DATA FOR THE TASK →
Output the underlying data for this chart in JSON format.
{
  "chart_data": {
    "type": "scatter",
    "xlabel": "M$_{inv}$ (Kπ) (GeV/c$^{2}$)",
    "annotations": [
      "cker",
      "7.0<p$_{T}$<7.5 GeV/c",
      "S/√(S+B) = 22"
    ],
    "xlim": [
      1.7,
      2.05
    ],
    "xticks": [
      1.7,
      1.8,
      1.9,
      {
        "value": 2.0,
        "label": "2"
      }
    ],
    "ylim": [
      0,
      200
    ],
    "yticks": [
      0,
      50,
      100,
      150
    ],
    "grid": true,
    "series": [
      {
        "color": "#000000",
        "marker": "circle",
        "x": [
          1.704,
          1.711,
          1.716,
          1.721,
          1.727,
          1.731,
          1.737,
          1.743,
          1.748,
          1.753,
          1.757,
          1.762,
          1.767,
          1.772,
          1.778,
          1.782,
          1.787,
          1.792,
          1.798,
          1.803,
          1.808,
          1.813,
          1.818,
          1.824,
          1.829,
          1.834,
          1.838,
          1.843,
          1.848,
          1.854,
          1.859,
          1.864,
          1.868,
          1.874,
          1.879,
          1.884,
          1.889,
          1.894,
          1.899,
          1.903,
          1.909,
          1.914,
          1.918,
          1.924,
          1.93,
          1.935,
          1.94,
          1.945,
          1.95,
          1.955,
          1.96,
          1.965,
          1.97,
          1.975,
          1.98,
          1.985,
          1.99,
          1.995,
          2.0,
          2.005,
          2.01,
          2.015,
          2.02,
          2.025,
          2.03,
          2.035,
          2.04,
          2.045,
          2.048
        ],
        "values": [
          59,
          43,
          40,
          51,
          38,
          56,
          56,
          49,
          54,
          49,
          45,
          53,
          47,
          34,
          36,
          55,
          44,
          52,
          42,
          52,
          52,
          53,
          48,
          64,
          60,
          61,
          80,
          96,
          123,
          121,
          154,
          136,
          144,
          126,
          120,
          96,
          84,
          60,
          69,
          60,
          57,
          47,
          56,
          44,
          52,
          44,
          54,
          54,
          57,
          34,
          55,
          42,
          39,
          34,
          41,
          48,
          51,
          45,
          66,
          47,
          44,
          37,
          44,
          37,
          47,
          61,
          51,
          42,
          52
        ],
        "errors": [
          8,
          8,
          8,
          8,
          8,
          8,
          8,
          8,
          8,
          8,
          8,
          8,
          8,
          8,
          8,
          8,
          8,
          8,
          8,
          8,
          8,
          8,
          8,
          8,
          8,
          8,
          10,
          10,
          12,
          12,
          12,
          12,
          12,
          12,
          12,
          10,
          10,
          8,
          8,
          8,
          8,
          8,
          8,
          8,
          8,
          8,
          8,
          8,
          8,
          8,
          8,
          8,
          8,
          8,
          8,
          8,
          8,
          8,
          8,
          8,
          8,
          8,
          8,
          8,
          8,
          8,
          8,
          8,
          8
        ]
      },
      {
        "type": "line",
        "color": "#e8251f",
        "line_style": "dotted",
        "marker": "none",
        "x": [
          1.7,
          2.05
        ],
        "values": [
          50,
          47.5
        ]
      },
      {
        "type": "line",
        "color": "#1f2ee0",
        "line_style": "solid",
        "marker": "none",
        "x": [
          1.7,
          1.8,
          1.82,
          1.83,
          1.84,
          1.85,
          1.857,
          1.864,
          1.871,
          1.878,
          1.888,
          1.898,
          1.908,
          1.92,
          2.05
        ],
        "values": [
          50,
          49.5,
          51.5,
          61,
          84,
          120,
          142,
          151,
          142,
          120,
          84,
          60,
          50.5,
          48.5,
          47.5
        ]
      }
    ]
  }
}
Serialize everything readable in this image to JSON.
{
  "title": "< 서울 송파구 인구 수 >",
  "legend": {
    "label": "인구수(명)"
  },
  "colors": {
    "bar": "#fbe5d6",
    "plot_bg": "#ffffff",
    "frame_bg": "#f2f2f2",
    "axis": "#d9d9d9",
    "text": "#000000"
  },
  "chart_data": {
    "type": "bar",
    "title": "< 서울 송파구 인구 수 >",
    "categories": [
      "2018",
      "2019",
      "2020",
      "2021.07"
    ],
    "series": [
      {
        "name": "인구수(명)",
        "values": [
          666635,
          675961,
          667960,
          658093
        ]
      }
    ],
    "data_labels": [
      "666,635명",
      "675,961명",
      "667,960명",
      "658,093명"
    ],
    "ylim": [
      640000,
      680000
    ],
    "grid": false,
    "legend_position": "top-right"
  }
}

PROBLEM DETAILS →
Write down the full listing again, exactly.

EXPECTED ANSWER →
Output the underlying data for this chart in JSON format.
{
  "chart_data": {
    "type": "scatter",
    "xlabel": "M$_{inv}$ (Kπ) (GeV/c$^{2}$)",
    "annotations": [
      "cker",
      "7.0<p$_{T}$<7.5 GeV/c",
      "S/√(S+B) = 22"
    ],
    "xlim": [
      1.7,
      2.05
    ],
    "xticks": [
      1.7,
      1.8,
      1.9,
      {
        "value": 2.0,
        "label": "2"
      }
    ],
    "ylim": [
      0,
      200
    ],
    "yticks": [
      0,
      50,
      100,
      150
    ],
    "grid": true,
    "series": [
      {
        "color": "#000000",
        "marker": "circle",
        "x": [
          1.704,
          1.711,
          1.716,
          1.721,
          1.727,
          1.731,
          1.737,
          1.743,
          1.748,
          1.753,
          1.757,
          1.762,
          1.767,
          1.772,
          1.778,
          1.782,
          1.787,
          1.792,
          1.798,
          1.803,
          1.808,
          1.813,
          1.818,
          1.824,
          1.829,
          1.834,
          1.838,
          1.843,
          1.848,
          1.854,
          1.859,
          1.864,
          1.868,
          1.874,
          1.879,
          1.884,
          1.889,
          1.894,
          1.899,
          1.903,
          1.909,
          1.914,
          1.918,
          1.924,
          1.93,
          1.935,
          1.94,
          1.945,
          1.95,
          1.955,
          1.96,
          1.965,
          1.97,
          1.975,
          1.98,
          1.985,
          1.99,
          1.995,
          2.0,
          2.005,
          2.01,
          2.015,
          2.02,
          2.025,
          2.03,
          2.035,
          2.04,
          2.045,
          2.048
        ],
        "values": [
          59,
          43,
          40,
          51,
          38,
          56,
          56,
          49,
          54,
          49,
          45,
          53,
          47,
          34,
          36,
          55,
          44,
          52,
          42,
          52,
          52,
          53,
          48,
          64,
          60,
          61,
          80,
          96,
          123,
          121,
          154,
          136,
          144,
          126,
          120,
          96,
          84,
          60,
          69,
          60,
          57,
          47,
          56,
          44,
          52,
          44,
          54,
          54,
          57,
          34,
          55,
          42,
          39,
          34,
          41,
          48,
          51,
          45,
          66,
          47,
          44,
          37,
          44,
          37,
          47,
          61,
          51,
          42,
          52
        ],
        "errors": [
          8,
          8,
          8,
          8,
          8,
          8,
          8,
          8,
          8,
          8,
          8,
          8,
          8,
          8,
          8,
          8,
          8,
          8,
          8,
          8,
          8,
          8,
          8,
          8,
          8,
          8,
          10,
          10,
          12,
          12,
          12,
          12,
          12,
          12,
          12,
          10,
          10,
          8,
          8,
          8,
          8,
          8,
          8,
          8,
          8,
          8,
          8,
          8,
          8,
          8,
          8,
          8,
          8,
          8,
          8,
          8,
          8,
          8,
          8,
          8,
          8,
          8,
          8,
          8,
          8,
          8,
          8,
          8,
          8
        ]
      },
      {
        "type": "line",
        "color": "#e8251f",
        "line_style": "dotted",
        "marker": "none",
        "x": [
          1.7,
          2.05
        ],
        "values": [
          50,
          47.5
        ]
      },
      {
        "type": "line",
        "color": "#1f2ee0",
        "line_style": "solid",
        "marker": "none",
        "x": [
          1.7,
          1.8,
          1.82,
          1.83,
          1.84,
          1.85,
          1.857,
          1.864,
          1.871,
          1.878,
          1.888,
          1.898,
          1.908,
          1.92,
          2.05
        ],
        "values": [
          50,
          49.5,
          51.5,
          61,
          84,
          120,
          142,
          151,
          142,
          120,
          84,
          60,
          50.5,
          48.5,
          47.5
        ]
      }
    ]
  }
}
Serialize everything readable in this image to JSON.
{
  "title": "< 서울 송파구 인구 수 >",
  "legend": {
    "label": "인구수(명)"
  },
  "colors": {
    "bar": "#fbe5d6",
    "plot_bg": "#ffffff",
    "frame_bg": "#f2f2f2",
    "axis": "#d9d9d9",
    "text": "#000000"
  },
  "chart_data": {
    "type": "bar",
    "title": "< 서울 송파구 인구 수 >",
    "categories": [
      "2018",
      "2019",
      "2020",
      "2021.07"
    ],
    "series": [
      {
        "name": "인구수(명)",
        "values": [
          666635,
          675961,
          667960,
          658093
        ]
      }
    ],
    "data_labels": [
      "666,635명",
      "675,961명",
      "667,960명",
      "658,093명"
    ],
    "ylim": [
      640000,
      680000
    ],
    "grid": false,
    "legend_position": "top-right"
  }
}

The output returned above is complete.